◆ TASK REQUIREMENTS ◆
Return all lines in the material below that contain "están".

[A run of records]
** Begin **
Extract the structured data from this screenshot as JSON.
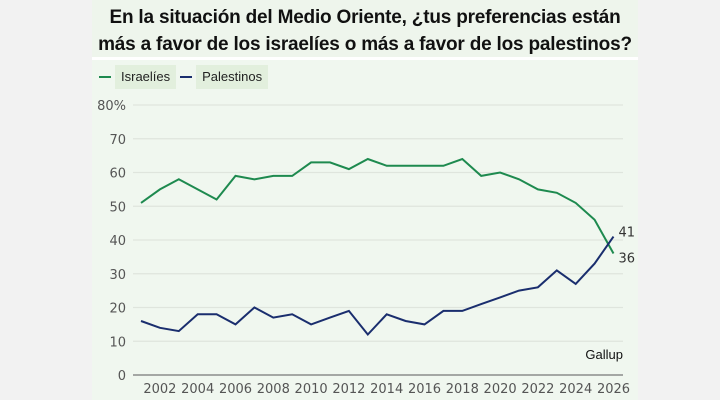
{
  "chart_data": {
    "type": "line",
    "title": "En la situación del Medio Oriente, ¿tus preferencias están más a favor de los israelíes o más a favor de los palestinos?",
    "title_lines": [
      "En la situación del Medio Oriente, ¿tus preferencias están",
      "más a favor de los israelíes o más a favor de los palestinos?"
    ],
    "xlabel": "",
    "ylabel": "",
    "x": [
      2001,
      2002,
      2003,
      2004,
      2005,
      2006,
      2007,
      2008,
      2009,
      2010,
      2011,
      2012,
      2013,
      2014,
      2015,
      2016,
      2017,
      2018,
      2019,
      2020,
      2021,
      2022,
      2023,
      2024,
      2025,
      2026
    ],
    "series": [
      {
        "name": "Israelíes",
        "color": "#1e8a4f",
        "values": [
          51,
          55,
          58,
          55,
          52,
          59,
          58,
          59,
          59,
          63,
          63,
          61,
          64,
          62,
          62,
          62,
          62,
          64,
          59,
          60,
          58,
          55,
          54,
          51,
          46,
          36
        ]
      },
      {
        "name": "Palestinos",
        "color": "#1a2e6e",
        "values": [
          16,
          14,
          13,
          18,
          18,
          15,
          20,
          17,
          18,
          15,
          17,
          19,
          12,
          18,
          16,
          15,
          19,
          19,
          21,
          23,
          25,
          26,
          31,
          27,
          33,
          41
        ]
      }
    ],
    "ylim": [
      0,
      80
    ],
    "yticks": [
      0,
      10,
      20,
      30,
      40,
      50,
      60,
      70,
      80
    ],
    "ytick_labels": [
      "0",
      "10",
      "20",
      "30",
      "40",
      "50",
      "60",
      "70",
      "80%"
    ],
    "xticks": [
      2002,
      2004,
      2006,
      2008,
      2010,
      2012,
      2014,
      2016,
      2018,
      2020,
      2022,
      2024,
      2026
    ],
    "xtick_labels": [
      "2002",
      "2004",
      "2006",
      "2008",
      "2010",
      "2012",
      "2014",
      "2016",
      "2018",
      "2020",
      "2022",
      "2024",
      "2026"
    ],
    "end_labels": [
      "41",
      "36"
    ],
    "grid": true,
    "legend": "top-left",
    "source": "Gallup"
  }
}
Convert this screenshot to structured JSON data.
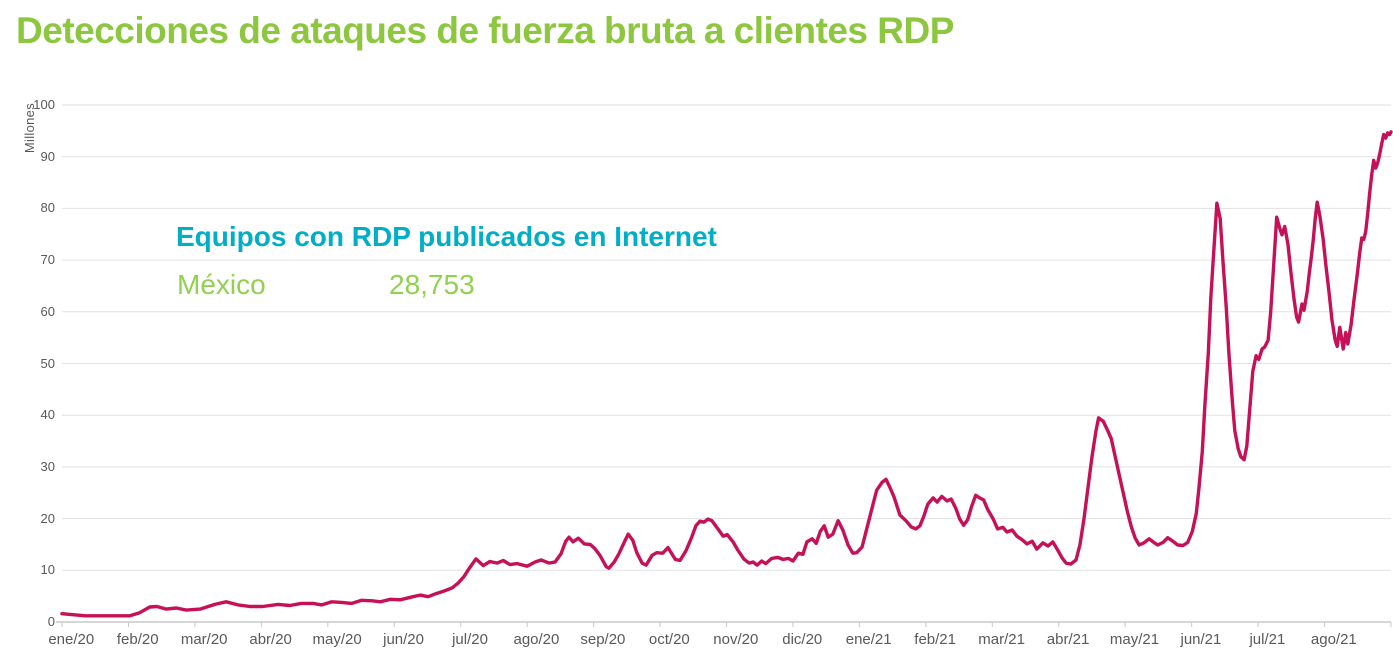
{
  "page": {
    "title": "Detecciones de ataques de fuerza bruta a clientes RDP"
  },
  "annotation": {
    "heading": "Equipos con RDP publicados en Internet",
    "country": "México",
    "value": "28,753"
  },
  "colors": {
    "title_green": "#8DC63F",
    "value_green": "#92D050",
    "accent_cyan": "#00AEC7",
    "line_crimson": "#C61058",
    "axis_text_gray": "#595959",
    "gridline_gray": "#E2E2E2",
    "axis_line_gray": "#C9C9C9"
  },
  "chart_data": {
    "type": "line",
    "title": "Detecciones de ataques de fuerza bruta a clientes RDP",
    "xlabel": "",
    "ylabel": "Millones",
    "ylim": [
      0,
      100
    ],
    "y_ticks": [
      0,
      10,
      20,
      30,
      40,
      50,
      60,
      70,
      80,
      90,
      100
    ],
    "x_tick_labels": [
      "ene/20",
      "feb/20",
      "mar/20",
      "abr/20",
      "may/20",
      "jun/20",
      "jul/20",
      "ago/20",
      "sep/20",
      "oct/20",
      "nov/20",
      "dic/20",
      "ene/21",
      "feb/21",
      "mar/21",
      "abr/21",
      "may/21",
      "jun/21",
      "jul/21",
      "ago/21"
    ],
    "x_unit": "months since ene/20 (0 = axis origin, 20 = right edge)",
    "grid": "horizontal",
    "legend": "none",
    "line_color": "#C61058",
    "series": [
      {
        "name": "Detecciones de ataques de fuerza bruta (millones)",
        "points": [
          [
            0,
            1.6
          ],
          [
            0.35,
            1.2
          ],
          [
            0.72,
            1.2
          ],
          [
            1.02,
            1.2
          ],
          [
            1.17,
            1.8
          ],
          [
            1.32,
            2.9
          ],
          [
            1.43,
            3
          ],
          [
            1.57,
            2.5
          ],
          [
            1.72,
            2.7
          ],
          [
            1.87,
            2.3
          ],
          [
            2.08,
            2.5
          ],
          [
            2.3,
            3.4
          ],
          [
            2.47,
            3.9
          ],
          [
            2.65,
            3.3
          ],
          [
            2.83,
            3
          ],
          [
            3.02,
            3
          ],
          [
            3.25,
            3.4
          ],
          [
            3.43,
            3.2
          ],
          [
            3.6,
            3.6
          ],
          [
            3.78,
            3.6
          ],
          [
            3.91,
            3.3
          ],
          [
            4.06,
            3.9
          ],
          [
            4.21,
            3.8
          ],
          [
            4.36,
            3.6
          ],
          [
            4.51,
            4.2
          ],
          [
            4.67,
            4.1
          ],
          [
            4.79,
            3.9
          ],
          [
            4.94,
            4.4
          ],
          [
            5.09,
            4.3
          ],
          [
            5.19,
            4.6
          ],
          [
            5.28,
            4.9
          ],
          [
            5.39,
            5.2
          ],
          [
            5.51,
            4.9
          ],
          [
            5.63,
            5.5
          ],
          [
            5.75,
            6
          ],
          [
            5.87,
            6.6
          ],
          [
            5.96,
            7.5
          ],
          [
            6.05,
            8.8
          ],
          [
            6.14,
            10.6
          ],
          [
            6.23,
            12.2
          ],
          [
            6.34,
            10.9
          ],
          [
            6.44,
            11.7
          ],
          [
            6.55,
            11.4
          ],
          [
            6.64,
            11.9
          ],
          [
            6.74,
            11.1
          ],
          [
            6.85,
            11.3
          ],
          [
            7,
            10.8
          ],
          [
            7.12,
            11.6
          ],
          [
            7.21,
            12
          ],
          [
            7.33,
            11.4
          ],
          [
            7.42,
            11.6
          ],
          [
            7.51,
            13.2
          ],
          [
            7.58,
            15.6
          ],
          [
            7.63,
            16.4
          ],
          [
            7.69,
            15.5
          ],
          [
            7.77,
            16.2
          ],
          [
            7.86,
            15.1
          ],
          [
            7.95,
            15
          ],
          [
            8.02,
            14.2
          ],
          [
            8.1,
            12.8
          ],
          [
            8.19,
            10.7
          ],
          [
            8.23,
            10.4
          ],
          [
            8.31,
            11.6
          ],
          [
            8.38,
            13.2
          ],
          [
            8.46,
            15.4
          ],
          [
            8.52,
            17
          ],
          [
            8.59,
            15.8
          ],
          [
            8.65,
            13.4
          ],
          [
            8.73,
            11.4
          ],
          [
            8.79,
            11
          ],
          [
            8.88,
            12.9
          ],
          [
            8.95,
            13.4
          ],
          [
            9.04,
            13.3
          ],
          [
            9.12,
            14.4
          ],
          [
            9.23,
            12.1
          ],
          [
            9.3,
            11.9
          ],
          [
            9.39,
            13.8
          ],
          [
            9.47,
            16.2
          ],
          [
            9.54,
            18.6
          ],
          [
            9.6,
            19.5
          ],
          [
            9.66,
            19.3
          ],
          [
            9.72,
            19.9
          ],
          [
            9.78,
            19.6
          ],
          [
            9.87,
            18
          ],
          [
            9.95,
            16.6
          ],
          [
            10.01,
            16.9
          ],
          [
            10.1,
            15.5
          ],
          [
            10.17,
            13.9
          ],
          [
            10.26,
            12.2
          ],
          [
            10.34,
            11.4
          ],
          [
            10.4,
            11.6
          ],
          [
            10.46,
            11
          ],
          [
            10.53,
            11.8
          ],
          [
            10.59,
            11.3
          ],
          [
            10.68,
            12.3
          ],
          [
            10.77,
            12.5
          ],
          [
            10.85,
            12.1
          ],
          [
            10.93,
            12.3
          ],
          [
            11,
            11.8
          ],
          [
            11.08,
            13.3
          ],
          [
            11.15,
            13.1
          ],
          [
            11.21,
            15.5
          ],
          [
            11.29,
            16.1
          ],
          [
            11.35,
            15.2
          ],
          [
            11.41,
            17.5
          ],
          [
            11.47,
            18.6
          ],
          [
            11.53,
            16.4
          ],
          [
            11.6,
            17
          ],
          [
            11.68,
            19.6
          ],
          [
            11.75,
            17.8
          ],
          [
            11.83,
            14.9
          ],
          [
            11.9,
            13.3
          ],
          [
            11.96,
            13.4
          ],
          [
            12.04,
            14.5
          ],
          [
            12.11,
            18
          ],
          [
            12.19,
            22
          ],
          [
            12.26,
            25.5
          ],
          [
            12.34,
            27
          ],
          [
            12.4,
            27.6
          ],
          [
            12.46,
            26
          ],
          [
            12.52,
            24.2
          ],
          [
            12.61,
            20.7
          ],
          [
            12.7,
            19.6
          ],
          [
            12.78,
            18.4
          ],
          [
            12.85,
            18
          ],
          [
            12.91,
            18.6
          ],
          [
            12.97,
            20.5
          ],
          [
            13.03,
            22.8
          ],
          [
            13.11,
            24
          ],
          [
            13.17,
            23.2
          ],
          [
            13.24,
            24.3
          ],
          [
            13.32,
            23.4
          ],
          [
            13.38,
            23.8
          ],
          [
            13.45,
            22
          ],
          [
            13.51,
            19.9
          ],
          [
            13.57,
            18.7
          ],
          [
            13.63,
            19.8
          ],
          [
            13.69,
            22.4
          ],
          [
            13.75,
            24.5
          ],
          [
            13.81,
            24
          ],
          [
            13.87,
            23.6
          ],
          [
            13.93,
            21.8
          ],
          [
            14.01,
            20
          ],
          [
            14.08,
            18
          ],
          [
            14.16,
            18.3
          ],
          [
            14.22,
            17.4
          ],
          [
            14.3,
            17.8
          ],
          [
            14.37,
            16.6
          ],
          [
            14.45,
            15.9
          ],
          [
            14.52,
            15.1
          ],
          [
            14.6,
            15.6
          ],
          [
            14.67,
            14.1
          ],
          [
            14.76,
            15.3
          ],
          [
            14.84,
            14.7
          ],
          [
            14.91,
            15.5
          ],
          [
            14.99,
            13.8
          ],
          [
            15.05,
            12.4
          ],
          [
            15.11,
            11.4
          ],
          [
            15.18,
            11.2
          ],
          [
            15.26,
            12
          ],
          [
            15.32,
            15
          ],
          [
            15.38,
            20
          ],
          [
            15.44,
            26
          ],
          [
            15.5,
            32
          ],
          [
            15.56,
            37
          ],
          [
            15.6,
            39.5
          ],
          [
            15.67,
            38.8
          ],
          [
            15.73,
            37.2
          ],
          [
            15.79,
            35.5
          ],
          [
            15.85,
            32
          ],
          [
            15.91,
            28.5
          ],
          [
            15.97,
            25
          ],
          [
            16.03,
            21.5
          ],
          [
            16.09,
            18.5
          ],
          [
            16.15,
            16.2
          ],
          [
            16.21,
            14.9
          ],
          [
            16.28,
            15.3
          ],
          [
            16.36,
            16.1
          ],
          [
            16.43,
            15.4
          ],
          [
            16.49,
            14.9
          ],
          [
            16.57,
            15.4
          ],
          [
            16.64,
            16.3
          ],
          [
            16.72,
            15.6
          ],
          [
            16.79,
            14.9
          ],
          [
            16.87,
            14.8
          ],
          [
            16.94,
            15.4
          ],
          [
            17.01,
            17.5
          ],
          [
            17.07,
            21
          ],
          [
            17.11,
            26
          ],
          [
            17.16,
            33
          ],
          [
            17.2,
            42
          ],
          [
            17.25,
            52
          ],
          [
            17.29,
            63
          ],
          [
            17.34,
            73
          ],
          [
            17.38,
            81
          ],
          [
            17.43,
            78
          ],
          [
            17.47,
            70
          ],
          [
            17.52,
            61
          ],
          [
            17.56,
            52
          ],
          [
            17.61,
            43
          ],
          [
            17.65,
            37
          ],
          [
            17.7,
            33.5
          ],
          [
            17.74,
            32
          ],
          [
            17.79,
            31.4
          ],
          [
            17.83,
            34
          ],
          [
            17.88,
            42
          ],
          [
            17.92,
            48.5
          ],
          [
            17.97,
            51.5
          ],
          [
            18.01,
            50.8
          ],
          [
            18.06,
            52.8
          ],
          [
            18.1,
            53.2
          ],
          [
            18.15,
            54.5
          ],
          [
            18.19,
            60
          ],
          [
            18.24,
            70
          ],
          [
            18.28,
            78.3
          ],
          [
            18.33,
            76
          ],
          [
            18.36,
            74.9
          ],
          [
            18.4,
            76.5
          ],
          [
            18.45,
            73
          ],
          [
            18.49,
            68
          ],
          [
            18.54,
            62.5
          ],
          [
            18.58,
            59
          ],
          [
            18.61,
            58
          ],
          [
            18.66,
            61.5
          ],
          [
            18.69,
            60.3
          ],
          [
            18.74,
            64
          ],
          [
            18.77,
            67.5
          ],
          [
            18.8,
            70.5
          ],
          [
            18.83,
            74
          ],
          [
            18.86,
            78
          ],
          [
            18.89,
            81.2
          ],
          [
            18.93,
            78.5
          ],
          [
            18.98,
            74
          ],
          [
            19.02,
            69
          ],
          [
            19.07,
            63.5
          ],
          [
            19.11,
            58.5
          ],
          [
            19.16,
            54.5
          ],
          [
            19.19,
            53.3
          ],
          [
            19.23,
            57
          ],
          [
            19.28,
            52.8
          ],
          [
            19.32,
            56
          ],
          [
            19.35,
            53.8
          ],
          [
            19.4,
            57.5
          ],
          [
            19.44,
            62
          ],
          [
            19.49,
            67
          ],
          [
            19.53,
            71.5
          ],
          [
            19.56,
            74.3
          ],
          [
            19.59,
            74
          ],
          [
            19.62,
            75.5
          ],
          [
            19.65,
            79
          ],
          [
            19.68,
            83
          ],
          [
            19.71,
            86.5
          ],
          [
            19.74,
            89.3
          ],
          [
            19.77,
            87.8
          ],
          [
            19.8,
            88.8
          ],
          [
            19.83,
            90.5
          ],
          [
            19.86,
            92.5
          ],
          [
            19.89,
            94.3
          ],
          [
            19.92,
            93.6
          ],
          [
            19.95,
            94.6
          ],
          [
            19.98,
            94.3
          ],
          [
            20,
            94.8
          ]
        ]
      }
    ]
  }
}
** End **
◆ ANSWER TO THE PROBLEM ◆
    "title": "En la situación del Medio Oriente, ¿tus preferencias están más a favor de los israelíes o más a favor de los palestinos?",
      "En la situación del Medio Oriente, ¿tus preferencias están",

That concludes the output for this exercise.